LISTE DES TÂCHES:
- a) D'après l'extrait sur Pornhub, quel mode de paiement la plateforme acceptera-t-elle désormais pour son service Premium ?
- b) Reprenez l'extrait sur Pornhub à la suite de sa dernière phrase.

Cette décision de VISA et Mastercard a en tout cas eu une conséquence de taille : Pornhub s'est enfin décidé à faire le ménage. Les détracteurs de la plateforme pointent du doigt une certaine hypocrisie, estimant que c'est l'aspect économique qui a encouragé cette décision plus que l'aspect éthique mis en avant par le site. Ce dernier affirme toutefois dans un communiqué que : "Chez Pornhub, rien n'est plus important que la sécurité de notre communauté (...) C'est pourquoi nous avons toujours été engagés pour éliminer le contenu illégal de notre plateforme."

Le site du groupe Mindgeek précise par ailleurs que de nouvelles mesures ont été mises en place. Seules les personnes possédant des comptes vérifiés pourront poster des vidéos, les internautes ne pourront plus télécharger les contenus gratuits, et la modération va être étendue. Le résultat ? Plus de 8 millions de vidéos ont disparu. Cette disparition n'est toutefois pas définitive, puisque dans les mois à venir, l'équipe de modération vérifiera la légalité de chaque séquence, dans le but d'une éventuelle remise en ligne. Par ailleurs, puisque VISA, Mastercard et Paypal continuent à bouder Pornhub, la plateforme a pris une décision : elle n'acceptera désormais plus que les paiements en crypto-monnaies pour son service Premium.

Les performeurs une fois de plus en première ligne

Seulement voilà, pour les créateurs et créatrices de contenus pour adultes, c'est la triple peine. Une fois de plus, leurs revendications pour "nettoyer" les sites pornographiques des contenus illégaux – qui entachent leur profession et nuisent à leurs revenus – n'a pas été écoutée : il a encore fallu l'intervention d'une tierce personne et une menace économique pour qu'une décision soit prise, et aucun crédit ne leur sera accordé à ce sujet par la majorité du public.

MATÉRIEL D'ÉTUDE:
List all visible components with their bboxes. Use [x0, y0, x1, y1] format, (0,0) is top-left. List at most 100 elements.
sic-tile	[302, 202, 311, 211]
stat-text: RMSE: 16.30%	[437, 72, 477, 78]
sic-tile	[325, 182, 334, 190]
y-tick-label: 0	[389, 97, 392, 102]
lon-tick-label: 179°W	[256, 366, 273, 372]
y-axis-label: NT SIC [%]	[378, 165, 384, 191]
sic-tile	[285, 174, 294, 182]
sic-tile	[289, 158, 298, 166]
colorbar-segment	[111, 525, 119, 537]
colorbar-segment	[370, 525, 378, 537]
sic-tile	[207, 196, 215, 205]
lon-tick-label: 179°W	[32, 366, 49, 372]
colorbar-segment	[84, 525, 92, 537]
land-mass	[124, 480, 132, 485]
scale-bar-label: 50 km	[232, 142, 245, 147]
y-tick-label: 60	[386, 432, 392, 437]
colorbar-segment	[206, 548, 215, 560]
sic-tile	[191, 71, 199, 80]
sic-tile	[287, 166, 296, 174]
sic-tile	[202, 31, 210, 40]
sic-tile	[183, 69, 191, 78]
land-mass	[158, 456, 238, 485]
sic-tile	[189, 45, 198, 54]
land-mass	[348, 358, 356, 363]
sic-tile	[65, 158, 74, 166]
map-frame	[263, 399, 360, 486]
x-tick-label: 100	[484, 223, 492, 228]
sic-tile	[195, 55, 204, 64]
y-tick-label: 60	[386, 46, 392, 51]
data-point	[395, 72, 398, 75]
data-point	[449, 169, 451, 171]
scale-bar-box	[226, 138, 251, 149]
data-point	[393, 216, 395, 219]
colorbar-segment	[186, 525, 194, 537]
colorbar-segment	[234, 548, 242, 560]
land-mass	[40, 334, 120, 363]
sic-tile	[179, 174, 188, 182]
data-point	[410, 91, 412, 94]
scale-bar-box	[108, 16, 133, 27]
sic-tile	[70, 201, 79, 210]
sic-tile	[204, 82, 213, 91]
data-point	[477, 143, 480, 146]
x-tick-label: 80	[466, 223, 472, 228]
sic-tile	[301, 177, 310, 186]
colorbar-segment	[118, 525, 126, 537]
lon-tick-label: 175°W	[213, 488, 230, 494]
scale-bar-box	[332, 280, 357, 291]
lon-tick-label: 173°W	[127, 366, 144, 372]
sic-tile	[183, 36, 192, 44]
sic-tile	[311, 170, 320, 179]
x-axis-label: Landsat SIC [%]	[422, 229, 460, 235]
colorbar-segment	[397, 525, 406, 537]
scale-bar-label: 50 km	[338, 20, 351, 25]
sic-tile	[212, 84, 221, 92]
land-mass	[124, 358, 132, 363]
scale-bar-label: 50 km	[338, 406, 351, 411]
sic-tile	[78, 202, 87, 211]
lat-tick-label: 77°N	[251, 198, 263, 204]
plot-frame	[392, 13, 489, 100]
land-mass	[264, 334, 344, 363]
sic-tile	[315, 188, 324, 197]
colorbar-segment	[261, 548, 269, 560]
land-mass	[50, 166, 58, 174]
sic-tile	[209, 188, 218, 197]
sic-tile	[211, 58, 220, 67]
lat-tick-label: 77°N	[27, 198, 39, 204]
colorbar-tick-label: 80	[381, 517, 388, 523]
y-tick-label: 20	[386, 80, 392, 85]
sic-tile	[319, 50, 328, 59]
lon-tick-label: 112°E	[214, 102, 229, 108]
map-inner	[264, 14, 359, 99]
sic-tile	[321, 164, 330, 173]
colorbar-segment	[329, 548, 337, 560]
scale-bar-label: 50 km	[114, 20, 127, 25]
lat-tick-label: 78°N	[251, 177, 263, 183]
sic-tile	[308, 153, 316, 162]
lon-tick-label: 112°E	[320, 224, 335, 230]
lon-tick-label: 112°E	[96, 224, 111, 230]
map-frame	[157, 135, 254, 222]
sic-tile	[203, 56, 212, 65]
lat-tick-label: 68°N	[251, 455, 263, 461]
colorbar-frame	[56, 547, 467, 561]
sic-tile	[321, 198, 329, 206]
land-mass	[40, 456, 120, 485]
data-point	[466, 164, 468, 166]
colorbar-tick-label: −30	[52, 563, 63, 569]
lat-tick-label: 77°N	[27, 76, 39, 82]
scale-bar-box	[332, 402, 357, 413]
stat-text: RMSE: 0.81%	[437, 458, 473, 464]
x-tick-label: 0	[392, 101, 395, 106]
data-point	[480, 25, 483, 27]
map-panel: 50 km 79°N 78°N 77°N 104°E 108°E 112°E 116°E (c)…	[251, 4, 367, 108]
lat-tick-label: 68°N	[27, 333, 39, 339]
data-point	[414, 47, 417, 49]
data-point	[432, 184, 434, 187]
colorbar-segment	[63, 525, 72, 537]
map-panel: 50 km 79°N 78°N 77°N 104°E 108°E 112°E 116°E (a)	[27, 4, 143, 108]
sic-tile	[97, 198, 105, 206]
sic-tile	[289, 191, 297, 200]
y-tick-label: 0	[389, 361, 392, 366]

RÉPONSES PAR TÂCHE:
- a) Uniquement les paiements en crypto-monnaies.

- b)
C'est également un coup dur économique, ainsi que le raconte le performeur Ori Pale. Lui qui possédait pourtant un compte vérifié a vu toutes ses vidéos disparaître du jour au lendemain : "Je consulte régulièrement la plateforme pour voir les messages reçus, ou surveiller les stats. De plus, je voulais repartager une vidéo réalisée l'an dernier à l'occasion des fêtes. Ça m'a fait tout drôle de voir le compteur passer à zéro, avec plus aucune vidéo ou photo disponible. Car oui, non seulement les vidéos ne sont plus accessibles, mais il en est de même pour l'ensemble des médias postés. Les albums photos, l'avatar ou la bannière de profil sont eux aussi supprimées." Il regrette de ne pas avoir été prévenu : "Je veux bien concevoir que ça peut être coûteux et demander un effort technique d'envoyer un e-mail à autant de personnes. Mais aucune notification n'est disponible non plus sur la plateforme, ou un bandeau informatif, que sais-je..."

Même son de cloche aux Etats-Unis, sur une actrice qui préfère rester anonyme : "J'avais un compte vérifié, qui contenait plusieurs dizaines de vidéos. C'était ma principale source de revenu, et là, il n'y a plus rien. J'ai migré pas mal de choses sur OnlyFans, mais ce n'était pas là-bas que j'avais la plus grosse communauté. Sans mes revenus Pornhub, je ne sais pas comment je vais pouvoir payer mon loyer. En faisant sauter les vidéos de ses comptes vérifiés, le site fait passer un message clair selon moi : ils ont accepté n'importe qui, et maintenant, ils essayent de balayer tout ça sous le tapis."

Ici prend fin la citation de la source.